### Aim
Skip the pictures and extract all of the lines exactly as written.

----

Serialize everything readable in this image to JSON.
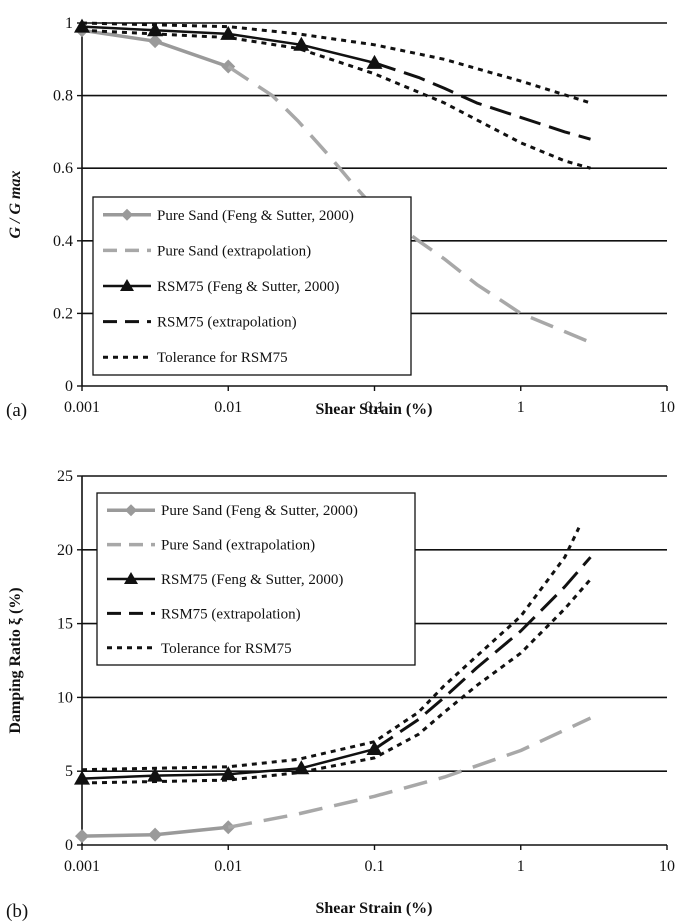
{
  "chart_data": [
    {
      "panel_label": "(a)",
      "type": "line",
      "xlabel": "Shear Strain (%)",
      "ylabel": "G / G max",
      "x_scale": "log",
      "xlim": [
        0.001,
        10
      ],
      "ylim": [
        0,
        1
      ],
      "x_ticks": [
        "0.001",
        "0.01",
        "0.1",
        "1",
        "10"
      ],
      "y_ticks": [
        "0",
        "0.2",
        "0.4",
        "0.6",
        "0.8",
        "1"
      ],
      "y_tick_values": [
        0,
        0.2,
        0.4,
        0.6,
        0.8,
        1
      ],
      "grid": "horizontal",
      "legend_position": "lower-left",
      "series": [
        {
          "name": "Pure Sand (Feng & Sutter, 2000)",
          "style": "solid-diamond",
          "color": "#9a9a9a",
          "x": [
            0.001,
            0.00316,
            0.01
          ],
          "y": [
            0.98,
            0.95,
            0.88
          ]
        },
        {
          "name": "Pure Sand (extrapolation)",
          "style": "long-dash",
          "color": "#a8a8a8",
          "x": [
            0.01,
            0.02,
            0.03,
            0.05,
            0.07,
            0.1,
            0.2,
            0.3,
            0.5,
            1,
            2,
            3
          ],
          "y": [
            0.88,
            0.8,
            0.73,
            0.63,
            0.56,
            0.49,
            0.4,
            0.35,
            0.28,
            0.2,
            0.15,
            0.12
          ]
        },
        {
          "name": "RSM75 (Feng & Sutter, 2000)",
          "style": "solid-triangle",
          "color": "#111111",
          "x": [
            0.001,
            0.00316,
            0.01,
            0.0316,
            0.1
          ],
          "y": [
            0.99,
            0.98,
            0.97,
            0.94,
            0.89
          ]
        },
        {
          "name": "RSM75 (extrapolation)",
          "style": "dash",
          "color": "#111111",
          "x": [
            0.1,
            0.2,
            0.3,
            0.5,
            1,
            2,
            3
          ],
          "y": [
            0.89,
            0.85,
            0.82,
            0.78,
            0.74,
            0.7,
            0.68
          ]
        },
        {
          "name": "Tolerance for RSM75",
          "style": "dot",
          "color": "#111111",
          "x": [
            0.001,
            0.01,
            0.03,
            0.1,
            0.3,
            1,
            3
          ],
          "y": [
            1.0,
            0.99,
            0.97,
            0.94,
            0.9,
            0.84,
            0.78
          ]
        },
        {
          "name": "Tolerance for RSM75",
          "style": "dot",
          "color": "#111111",
          "x": [
            0.001,
            0.01,
            0.03,
            0.1,
            0.3,
            1,
            2,
            3
          ],
          "y": [
            0.98,
            0.96,
            0.93,
            0.86,
            0.78,
            0.67,
            0.62,
            0.6
          ]
        }
      ]
    },
    {
      "panel_label": "(b)",
      "type": "line",
      "xlabel": "Shear Strain (%)",
      "ylabel": "Damping Ratio ξ (%)",
      "x_scale": "log",
      "xlim": [
        0.001,
        10
      ],
      "ylim": [
        0,
        25
      ],
      "x_ticks": [
        "0.001",
        "0.01",
        "0.1",
        "1",
        "10"
      ],
      "y_ticks": [
        "0",
        "5",
        "10",
        "15",
        "20",
        "25"
      ],
      "y_tick_values": [
        0,
        5,
        10,
        15,
        20,
        25
      ],
      "grid": "horizontal",
      "legend_position": "top-left",
      "series": [
        {
          "name": "Pure Sand (Feng & Sutter, 2000)",
          "style": "solid-diamond",
          "color": "#9a9a9a",
          "x": [
            0.001,
            0.00316,
            0.01
          ],
          "y": [
            0.6,
            0.7,
            1.2
          ]
        },
        {
          "name": "Pure Sand (extrapolation)",
          "style": "long-dash",
          "color": "#a8a8a8",
          "x": [
            0.01,
            0.03,
            0.1,
            0.3,
            1,
            3
          ],
          "y": [
            1.2,
            2.1,
            3.3,
            4.6,
            6.4,
            8.6
          ]
        },
        {
          "name": "RSM75 (Feng & Sutter, 2000)",
          "style": "solid-triangle",
          "color": "#111111",
          "x": [
            0.001,
            0.00316,
            0.01,
            0.0316,
            0.1
          ],
          "y": [
            4.5,
            4.7,
            4.8,
            5.2,
            6.5
          ]
        },
        {
          "name": "RSM75 (extrapolation)",
          "style": "dash",
          "color": "#111111",
          "x": [
            0.1,
            0.2,
            0.3,
            0.5,
            1,
            2,
            3
          ],
          "y": [
            6.5,
            8.5,
            10.0,
            12.0,
            14.5,
            17.5,
            19.5
          ]
        },
        {
          "name": "Tolerance for RSM75",
          "style": "dot",
          "color": "#111111",
          "x": [
            0.001,
            0.01,
            0.03,
            0.1,
            0.2,
            0.3,
            0.5,
            1,
            2,
            2.5
          ],
          "y": [
            5.1,
            5.3,
            5.8,
            7.0,
            9.0,
            10.8,
            12.8,
            15.5,
            19.5,
            21.5
          ]
        },
        {
          "name": "Tolerance for RSM75",
          "style": "dot",
          "color": "#111111",
          "x": [
            0.001,
            0.01,
            0.03,
            0.1,
            0.2,
            0.3,
            0.5,
            1,
            2,
            3
          ],
          "y": [
            4.2,
            4.4,
            4.9,
            5.9,
            7.5,
            9.0,
            10.8,
            13.0,
            16.0,
            18.0
          ]
        }
      ]
    }
  ]
}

----

### Exercise response
Serialize everything readable in this image to JSON.
{
  "chart_data": [
    {
      "panel_label": "(a)",
      "type": "line",
      "xlabel": "Shear Strain (%)",
      "ylabel": "G / G max",
      "x_scale": "log",
      "xlim": [
        0.001,
        10
      ],
      "ylim": [
        0,
        1
      ],
      "x_ticks": [
        "0.001",
        "0.01",
        "0.1",
        "1",
        "10"
      ],
      "y_ticks": [
        "0",
        "0.2",
        "0.4",
        "0.6",
        "0.8",
        "1"
      ],
      "y_tick_values": [
        0,
        0.2,
        0.4,
        0.6,
        0.8,
        1
      ],
      "grid": "horizontal",
      "legend_position": "lower-left",
      "series": [
        {
          "name": "Pure Sand (Feng & Sutter, 2000)",
          "style": "solid-diamond",
          "color": "#9a9a9a",
          "x": [
            0.001,
            0.00316,
            0.01
          ],
          "y": [
            0.98,
            0.95,
            0.88
          ]
        },
        {
          "name": "Pure Sand (extrapolation)",
          "style": "long-dash",
          "color": "#a8a8a8",
          "x": [
            0.01,
            0.02,
            0.03,
            0.05,
            0.07,
            0.1,
            0.2,
            0.3,
            0.5,
            1,
            2,
            3
          ],
          "y": [
            0.88,
            0.8,
            0.73,
            0.63,
            0.56,
            0.49,
            0.4,
            0.35,
            0.28,
            0.2,
            0.15,
            0.12
          ]
        },
        {
          "name": "RSM75 (Feng & Sutter, 2000)",
          "style": "solid-triangle",
          "color": "#111111",
          "x": [
            0.001,
            0.00316,
            0.01,
            0.0316,
            0.1
          ],
          "y": [
            0.99,
            0.98,
            0.97,
            0.94,
            0.89
          ]
        },
        {
          "name": "RSM75 (extrapolation)",
          "style": "dash",
          "color": "#111111",
          "x": [
            0.1,
            0.2,
            0.3,
            0.5,
            1,
            2,
            3
          ],
          "y": [
            0.89,
            0.85,
            0.82,
            0.78,
            0.74,
            0.7,
            0.68
          ]
        },
        {
          "name": "Tolerance for RSM75",
          "style": "dot",
          "color": "#111111",
          "x": [
            0.001,
            0.01,
            0.03,
            0.1,
            0.3,
            1,
            3
          ],
          "y": [
            1.0,
            0.99,
            0.97,
            0.94,
            0.9,
            0.84,
            0.78
          ]
        },
        {
          "name": "Tolerance for RSM75",
          "style": "dot",
          "color": "#111111",
          "x": [
            0.001,
            0.01,
            0.03,
            0.1,
            0.3,
            1,
            2,
            3
          ],
          "y": [
            0.98,
            0.96,
            0.93,
            0.86,
            0.78,
            0.67,
            0.62,
            0.6
          ]
        }
      ]
    },
    {
      "panel_label": "(b)",
      "type": "line",
      "xlabel": "Shear Strain (%)",
      "ylabel": "Damping Ratio ξ (%)",
      "x_scale": "log",
      "xlim": [
        0.001,
        10
      ],
      "ylim": [
        0,
        25
      ],
      "x_ticks": [
        "0.001",
        "0.01",
        "0.1",
        "1",
        "10"
      ],
      "y_ticks": [
        "0",
        "5",
        "10",
        "15",
        "20",
        "25"
      ],
      "y_tick_values": [
        0,
        5,
        10,
        15,
        20,
        25
      ],
      "grid": "horizontal",
      "legend_position": "top-left",
      "series": [
        {
          "name": "Pure Sand (Feng & Sutter, 2000)",
          "style": "solid-diamond",
          "color": "#9a9a9a",
          "x": [
            0.001,
            0.00316,
            0.01
          ],
          "y": [
            0.6,
            0.7,
            1.2
          ]
        },
        {
          "name": "Pure Sand (extrapolation)",
          "style": "long-dash",
          "color": "#a8a8a8",
          "x": [
            0.01,
            0.03,
            0.1,
            0.3,
            1,
            3
          ],
          "y": [
            1.2,
            2.1,
            3.3,
            4.6,
            6.4,
            8.6
          ]
        },
        {
          "name": "RSM75 (Feng & Sutter, 2000)",
          "style": "solid-triangle",
          "color": "#111111",
          "x": [
            0.001,
            0.00316,
            0.01,
            0.0316,
            0.1
          ],
          "y": [
            4.5,
            4.7,
            4.8,
            5.2,
            6.5
          ]
        },
        {
          "name": "RSM75 (extrapolation)",
          "style": "dash",
          "color": "#111111",
          "x": [
            0.1,
            0.2,
            0.3,
            0.5,
            1,
            2,
            3
          ],
          "y": [
            6.5,
            8.5,
            10.0,
            12.0,
            14.5,
            17.5,
            19.5
          ]
        },
        {
          "name": "Tolerance for RSM75",
          "style": "dot",
          "color": "#111111",
          "x": [
            0.001,
            0.01,
            0.03,
            0.1,
            0.2,
            0.3,
            0.5,
            1,
            2,
            2.5
          ],
          "y": [
            5.1,
            5.3,
            5.8,
            7.0,
            9.0,
            10.8,
            12.8,
            15.5,
            19.5,
            21.5
          ]
        },
        {
          "name": "Tolerance for RSM75",
          "style": "dot",
          "color": "#111111",
          "x": [
            0.001,
            0.01,
            0.03,
            0.1,
            0.2,
            0.3,
            0.5,
            1,
            2,
            3
          ],
          "y": [
            4.2,
            4.4,
            4.9,
            5.9,
            7.5,
            9.0,
            10.8,
            13.0,
            16.0,
            18.0
          ]
        }
      ]
    }
  ]
}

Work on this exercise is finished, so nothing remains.